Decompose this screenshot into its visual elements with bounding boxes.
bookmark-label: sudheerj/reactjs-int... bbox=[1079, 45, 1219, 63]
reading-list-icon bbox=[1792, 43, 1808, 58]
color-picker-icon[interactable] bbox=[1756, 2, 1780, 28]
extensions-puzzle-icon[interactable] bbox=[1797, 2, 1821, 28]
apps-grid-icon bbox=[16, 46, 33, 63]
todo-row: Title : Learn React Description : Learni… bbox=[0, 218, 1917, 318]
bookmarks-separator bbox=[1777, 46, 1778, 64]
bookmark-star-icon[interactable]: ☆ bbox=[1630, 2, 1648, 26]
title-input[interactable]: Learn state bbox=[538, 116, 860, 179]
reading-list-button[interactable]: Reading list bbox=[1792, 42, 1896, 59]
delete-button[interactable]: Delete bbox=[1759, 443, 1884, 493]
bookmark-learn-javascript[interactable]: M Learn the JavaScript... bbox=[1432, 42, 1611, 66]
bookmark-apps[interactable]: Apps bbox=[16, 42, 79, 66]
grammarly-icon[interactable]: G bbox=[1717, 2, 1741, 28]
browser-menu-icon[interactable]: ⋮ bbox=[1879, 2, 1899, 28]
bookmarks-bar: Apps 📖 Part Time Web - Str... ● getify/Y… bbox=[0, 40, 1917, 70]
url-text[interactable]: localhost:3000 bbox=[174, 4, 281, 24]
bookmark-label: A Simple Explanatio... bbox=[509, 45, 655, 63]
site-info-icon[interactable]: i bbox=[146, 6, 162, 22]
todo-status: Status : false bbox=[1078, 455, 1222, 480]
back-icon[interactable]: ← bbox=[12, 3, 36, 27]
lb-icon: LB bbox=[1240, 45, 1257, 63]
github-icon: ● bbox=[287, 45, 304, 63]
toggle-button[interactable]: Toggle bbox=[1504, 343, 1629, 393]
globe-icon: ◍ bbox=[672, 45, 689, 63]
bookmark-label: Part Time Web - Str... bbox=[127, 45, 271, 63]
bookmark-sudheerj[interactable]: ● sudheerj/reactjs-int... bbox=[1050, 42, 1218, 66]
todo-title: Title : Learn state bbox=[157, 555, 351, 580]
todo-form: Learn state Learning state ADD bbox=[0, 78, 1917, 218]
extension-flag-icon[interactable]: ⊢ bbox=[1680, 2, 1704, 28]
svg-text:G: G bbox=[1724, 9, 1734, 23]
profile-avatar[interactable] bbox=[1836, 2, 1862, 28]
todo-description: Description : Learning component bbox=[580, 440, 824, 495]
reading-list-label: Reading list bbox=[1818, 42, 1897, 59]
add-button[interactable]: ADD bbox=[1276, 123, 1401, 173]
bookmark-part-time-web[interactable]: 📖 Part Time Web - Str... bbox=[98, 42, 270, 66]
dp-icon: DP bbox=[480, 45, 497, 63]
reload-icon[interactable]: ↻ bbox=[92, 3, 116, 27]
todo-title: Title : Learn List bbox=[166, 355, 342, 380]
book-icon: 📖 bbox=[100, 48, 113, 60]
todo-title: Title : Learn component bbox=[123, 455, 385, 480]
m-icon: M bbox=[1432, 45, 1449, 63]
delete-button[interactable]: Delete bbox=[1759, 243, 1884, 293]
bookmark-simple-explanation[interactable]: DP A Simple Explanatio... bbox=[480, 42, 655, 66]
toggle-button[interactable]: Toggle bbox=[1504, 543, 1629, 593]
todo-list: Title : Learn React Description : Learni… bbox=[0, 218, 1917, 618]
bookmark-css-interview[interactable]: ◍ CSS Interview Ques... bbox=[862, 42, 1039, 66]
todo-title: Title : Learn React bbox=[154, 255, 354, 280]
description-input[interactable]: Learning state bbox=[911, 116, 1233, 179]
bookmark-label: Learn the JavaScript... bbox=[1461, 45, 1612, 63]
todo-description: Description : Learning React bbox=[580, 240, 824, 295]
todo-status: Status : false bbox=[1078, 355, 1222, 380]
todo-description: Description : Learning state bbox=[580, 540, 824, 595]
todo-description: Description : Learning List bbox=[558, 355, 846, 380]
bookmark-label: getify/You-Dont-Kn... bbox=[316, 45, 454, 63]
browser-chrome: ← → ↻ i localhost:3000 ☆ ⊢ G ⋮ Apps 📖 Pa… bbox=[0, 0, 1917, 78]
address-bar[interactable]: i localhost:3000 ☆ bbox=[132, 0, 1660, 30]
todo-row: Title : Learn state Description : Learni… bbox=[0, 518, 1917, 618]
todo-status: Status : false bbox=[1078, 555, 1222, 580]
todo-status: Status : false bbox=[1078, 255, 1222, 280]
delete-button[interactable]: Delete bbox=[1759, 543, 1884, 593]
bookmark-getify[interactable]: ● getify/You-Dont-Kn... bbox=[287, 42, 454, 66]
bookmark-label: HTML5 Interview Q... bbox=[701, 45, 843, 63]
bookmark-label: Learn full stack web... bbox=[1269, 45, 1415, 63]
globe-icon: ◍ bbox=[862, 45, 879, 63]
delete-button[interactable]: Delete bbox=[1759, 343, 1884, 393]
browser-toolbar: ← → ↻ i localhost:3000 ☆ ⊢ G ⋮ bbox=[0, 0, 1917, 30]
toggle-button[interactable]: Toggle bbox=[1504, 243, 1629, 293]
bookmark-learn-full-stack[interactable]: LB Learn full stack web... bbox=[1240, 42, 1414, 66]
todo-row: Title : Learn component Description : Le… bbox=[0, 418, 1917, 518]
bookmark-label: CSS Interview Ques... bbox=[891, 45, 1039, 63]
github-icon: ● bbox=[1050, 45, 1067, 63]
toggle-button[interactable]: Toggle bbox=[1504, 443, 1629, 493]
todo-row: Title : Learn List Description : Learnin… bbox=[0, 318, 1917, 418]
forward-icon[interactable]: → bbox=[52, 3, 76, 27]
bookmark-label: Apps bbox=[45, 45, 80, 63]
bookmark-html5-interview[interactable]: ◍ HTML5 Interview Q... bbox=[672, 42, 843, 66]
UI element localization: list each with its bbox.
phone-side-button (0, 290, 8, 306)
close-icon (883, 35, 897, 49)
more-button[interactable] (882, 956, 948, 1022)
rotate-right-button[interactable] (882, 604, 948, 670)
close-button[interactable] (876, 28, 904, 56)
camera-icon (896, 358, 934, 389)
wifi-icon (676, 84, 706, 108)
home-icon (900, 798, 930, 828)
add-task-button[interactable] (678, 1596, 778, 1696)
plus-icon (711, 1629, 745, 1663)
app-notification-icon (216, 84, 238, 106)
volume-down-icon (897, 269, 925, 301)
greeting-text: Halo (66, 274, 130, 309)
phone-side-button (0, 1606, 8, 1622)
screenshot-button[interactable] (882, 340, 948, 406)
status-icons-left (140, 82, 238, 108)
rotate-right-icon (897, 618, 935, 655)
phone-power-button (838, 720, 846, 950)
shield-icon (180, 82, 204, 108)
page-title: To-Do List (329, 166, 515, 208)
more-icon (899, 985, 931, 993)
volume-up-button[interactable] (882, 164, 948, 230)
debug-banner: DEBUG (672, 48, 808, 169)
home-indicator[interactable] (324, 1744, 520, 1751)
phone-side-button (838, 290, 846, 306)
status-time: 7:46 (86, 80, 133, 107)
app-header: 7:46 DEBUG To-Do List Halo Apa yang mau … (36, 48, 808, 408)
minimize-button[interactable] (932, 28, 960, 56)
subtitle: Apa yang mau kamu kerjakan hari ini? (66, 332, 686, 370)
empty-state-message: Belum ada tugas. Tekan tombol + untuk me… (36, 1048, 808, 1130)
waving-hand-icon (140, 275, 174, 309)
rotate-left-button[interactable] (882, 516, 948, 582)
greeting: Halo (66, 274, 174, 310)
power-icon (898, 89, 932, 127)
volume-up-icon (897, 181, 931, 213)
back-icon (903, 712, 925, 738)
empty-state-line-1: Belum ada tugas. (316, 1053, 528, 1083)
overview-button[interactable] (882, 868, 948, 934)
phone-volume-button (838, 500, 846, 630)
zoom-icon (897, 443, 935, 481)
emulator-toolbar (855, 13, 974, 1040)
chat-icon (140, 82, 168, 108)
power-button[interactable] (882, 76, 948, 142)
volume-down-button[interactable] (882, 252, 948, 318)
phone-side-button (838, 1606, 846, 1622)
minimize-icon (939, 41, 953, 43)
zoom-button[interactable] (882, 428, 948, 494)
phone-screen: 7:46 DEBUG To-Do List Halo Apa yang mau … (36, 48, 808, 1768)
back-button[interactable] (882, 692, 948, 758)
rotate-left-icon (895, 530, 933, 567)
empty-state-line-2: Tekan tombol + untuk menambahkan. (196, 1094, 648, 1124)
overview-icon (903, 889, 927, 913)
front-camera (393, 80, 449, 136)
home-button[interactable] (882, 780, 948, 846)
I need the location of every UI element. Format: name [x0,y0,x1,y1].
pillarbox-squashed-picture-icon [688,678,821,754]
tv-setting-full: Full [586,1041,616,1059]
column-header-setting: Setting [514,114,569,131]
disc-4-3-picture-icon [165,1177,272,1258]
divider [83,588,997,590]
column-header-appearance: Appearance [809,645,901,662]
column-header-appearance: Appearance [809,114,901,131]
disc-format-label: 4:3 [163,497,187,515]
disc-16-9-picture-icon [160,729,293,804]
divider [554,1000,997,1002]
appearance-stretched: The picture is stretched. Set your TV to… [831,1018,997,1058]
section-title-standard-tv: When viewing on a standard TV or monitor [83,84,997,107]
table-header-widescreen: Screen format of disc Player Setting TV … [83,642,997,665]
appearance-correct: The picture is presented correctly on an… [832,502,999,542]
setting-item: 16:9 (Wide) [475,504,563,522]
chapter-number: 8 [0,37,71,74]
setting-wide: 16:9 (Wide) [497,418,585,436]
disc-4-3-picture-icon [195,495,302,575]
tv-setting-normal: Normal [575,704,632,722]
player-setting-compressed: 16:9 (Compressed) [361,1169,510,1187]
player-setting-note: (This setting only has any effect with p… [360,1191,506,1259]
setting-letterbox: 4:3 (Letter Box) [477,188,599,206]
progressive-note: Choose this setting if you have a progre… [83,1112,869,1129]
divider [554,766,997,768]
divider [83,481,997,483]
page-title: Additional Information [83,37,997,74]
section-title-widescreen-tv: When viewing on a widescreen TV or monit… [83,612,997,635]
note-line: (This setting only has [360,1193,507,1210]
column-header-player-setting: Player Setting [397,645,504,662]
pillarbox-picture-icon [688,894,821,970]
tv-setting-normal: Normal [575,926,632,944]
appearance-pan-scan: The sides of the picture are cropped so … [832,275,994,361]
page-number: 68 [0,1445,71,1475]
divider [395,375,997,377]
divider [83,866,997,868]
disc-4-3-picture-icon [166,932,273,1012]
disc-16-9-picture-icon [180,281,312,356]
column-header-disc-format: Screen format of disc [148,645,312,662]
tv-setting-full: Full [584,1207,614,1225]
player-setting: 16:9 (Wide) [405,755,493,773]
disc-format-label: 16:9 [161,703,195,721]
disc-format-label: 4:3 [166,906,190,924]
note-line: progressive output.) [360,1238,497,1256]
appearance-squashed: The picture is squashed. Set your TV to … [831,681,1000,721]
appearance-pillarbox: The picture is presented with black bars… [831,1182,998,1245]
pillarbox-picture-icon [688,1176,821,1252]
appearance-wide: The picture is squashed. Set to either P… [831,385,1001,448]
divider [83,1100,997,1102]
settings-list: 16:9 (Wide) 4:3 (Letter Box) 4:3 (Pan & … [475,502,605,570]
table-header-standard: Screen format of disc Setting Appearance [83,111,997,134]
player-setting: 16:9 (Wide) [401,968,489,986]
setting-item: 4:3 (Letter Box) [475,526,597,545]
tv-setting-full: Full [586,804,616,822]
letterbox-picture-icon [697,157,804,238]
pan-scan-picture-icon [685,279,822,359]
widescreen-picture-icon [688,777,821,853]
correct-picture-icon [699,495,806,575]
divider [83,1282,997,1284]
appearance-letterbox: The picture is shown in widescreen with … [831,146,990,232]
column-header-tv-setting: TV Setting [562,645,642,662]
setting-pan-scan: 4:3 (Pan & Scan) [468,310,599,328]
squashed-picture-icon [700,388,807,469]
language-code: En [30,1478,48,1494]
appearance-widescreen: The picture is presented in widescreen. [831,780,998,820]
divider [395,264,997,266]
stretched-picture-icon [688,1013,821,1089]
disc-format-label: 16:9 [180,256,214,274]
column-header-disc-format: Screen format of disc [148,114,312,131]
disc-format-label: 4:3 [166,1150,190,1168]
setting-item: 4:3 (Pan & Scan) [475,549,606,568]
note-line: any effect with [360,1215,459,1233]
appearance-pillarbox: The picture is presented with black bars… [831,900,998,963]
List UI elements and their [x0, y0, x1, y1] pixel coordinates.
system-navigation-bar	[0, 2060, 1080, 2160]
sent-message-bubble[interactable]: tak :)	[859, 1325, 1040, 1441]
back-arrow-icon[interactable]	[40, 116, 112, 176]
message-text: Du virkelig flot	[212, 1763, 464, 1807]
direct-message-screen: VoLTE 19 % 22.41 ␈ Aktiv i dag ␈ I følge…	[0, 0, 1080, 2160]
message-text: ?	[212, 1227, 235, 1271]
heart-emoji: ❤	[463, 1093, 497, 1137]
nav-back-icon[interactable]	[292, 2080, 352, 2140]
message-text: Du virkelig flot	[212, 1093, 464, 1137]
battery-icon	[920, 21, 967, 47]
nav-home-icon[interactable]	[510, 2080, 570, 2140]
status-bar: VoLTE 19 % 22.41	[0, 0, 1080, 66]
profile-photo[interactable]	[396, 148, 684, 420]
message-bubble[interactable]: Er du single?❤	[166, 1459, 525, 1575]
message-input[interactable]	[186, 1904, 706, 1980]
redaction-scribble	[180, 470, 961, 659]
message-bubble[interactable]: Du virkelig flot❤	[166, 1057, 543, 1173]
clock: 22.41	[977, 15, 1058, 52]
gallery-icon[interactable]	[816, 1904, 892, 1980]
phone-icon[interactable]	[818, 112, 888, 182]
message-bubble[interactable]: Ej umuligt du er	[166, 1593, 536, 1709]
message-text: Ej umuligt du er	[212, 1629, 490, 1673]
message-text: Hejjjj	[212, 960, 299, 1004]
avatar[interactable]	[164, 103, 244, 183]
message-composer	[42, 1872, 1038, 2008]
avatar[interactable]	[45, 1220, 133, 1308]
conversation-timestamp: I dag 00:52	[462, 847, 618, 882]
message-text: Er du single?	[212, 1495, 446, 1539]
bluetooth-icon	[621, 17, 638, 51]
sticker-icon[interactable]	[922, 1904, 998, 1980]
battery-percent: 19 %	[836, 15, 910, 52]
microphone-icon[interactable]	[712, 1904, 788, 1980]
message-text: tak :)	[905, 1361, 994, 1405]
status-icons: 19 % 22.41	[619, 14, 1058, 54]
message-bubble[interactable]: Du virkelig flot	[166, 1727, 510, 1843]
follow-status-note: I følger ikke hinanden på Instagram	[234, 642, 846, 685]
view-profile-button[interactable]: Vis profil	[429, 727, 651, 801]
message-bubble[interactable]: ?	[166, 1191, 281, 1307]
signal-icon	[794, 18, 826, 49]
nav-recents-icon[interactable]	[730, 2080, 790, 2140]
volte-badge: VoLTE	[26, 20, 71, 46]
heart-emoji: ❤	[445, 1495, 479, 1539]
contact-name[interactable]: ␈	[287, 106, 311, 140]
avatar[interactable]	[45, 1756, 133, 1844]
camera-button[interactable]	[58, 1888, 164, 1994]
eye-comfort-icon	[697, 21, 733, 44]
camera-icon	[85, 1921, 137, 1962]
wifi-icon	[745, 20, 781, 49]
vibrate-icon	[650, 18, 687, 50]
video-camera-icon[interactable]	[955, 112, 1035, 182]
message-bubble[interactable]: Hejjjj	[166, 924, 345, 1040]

Given request
Turn the rows from the first one through the line containing "lb-icon: LB bbox=[1240, 45, 1257, 63]", both included, into a numbered list, leaving out any blank lines.

The reply
1. Decompose this screenshot into its visual elements with bounding boxes.
2. bookmark-label: sudheerj/reactjs-int... bbox=[1079, 45, 1219, 63]
3. reading-list-icon bbox=[1792, 43, 1808, 58]
4. color-picker-icon[interactable] bbox=[1756, 2, 1780, 28]
5. extensions-puzzle-icon[interactable] bbox=[1797, 2, 1821, 28]
6. apps-grid-icon bbox=[16, 46, 33, 63]
7. todo-row: Title : Learn React Description : Learni… bbox=[0, 218, 1917, 318]
8. bookmarks-separator bbox=[1777, 46, 1778, 64]
9. bookmark-star-icon[interactable]: ☆ bbox=[1630, 2, 1648, 26]
10. title-input[interactable]: Learn state bbox=[538, 116, 860, 179]
11. reading-list-button[interactable]: Reading list bbox=[1792, 42, 1896, 59]
12. delete-button[interactable]: Delete bbox=[1759, 443, 1884, 493]
13. bookmark-learn-javascript[interactable]: M Learn the JavaScript... bbox=[1432, 42, 1611, 66]
14. bookmark-apps[interactable]: Apps bbox=[16, 42, 79, 66]
15. grammarly-icon[interactable]: G bbox=[1717, 2, 1741, 28]
16. browser-menu-icon[interactable]: ⋮ bbox=[1879, 2, 1899, 28]
17. bookmarks-bar: Apps 📖 Part Time Web - Str... ● getify/Y… bbox=[0, 40, 1917, 70]
18. url-text[interactable]: localhost:3000 bbox=[174, 4, 281, 24]
19. bookmark-label: A Simple Explanatio... bbox=[509, 45, 655, 63]
20. site-info-icon[interactable]: i bbox=[146, 6, 162, 22]
21. todo-status: Status : false bbox=[1078, 455, 1222, 480]
22. back-icon[interactable]: ← bbox=[12, 3, 36, 27]
23. lb-icon: LB bbox=[1240, 45, 1257, 63]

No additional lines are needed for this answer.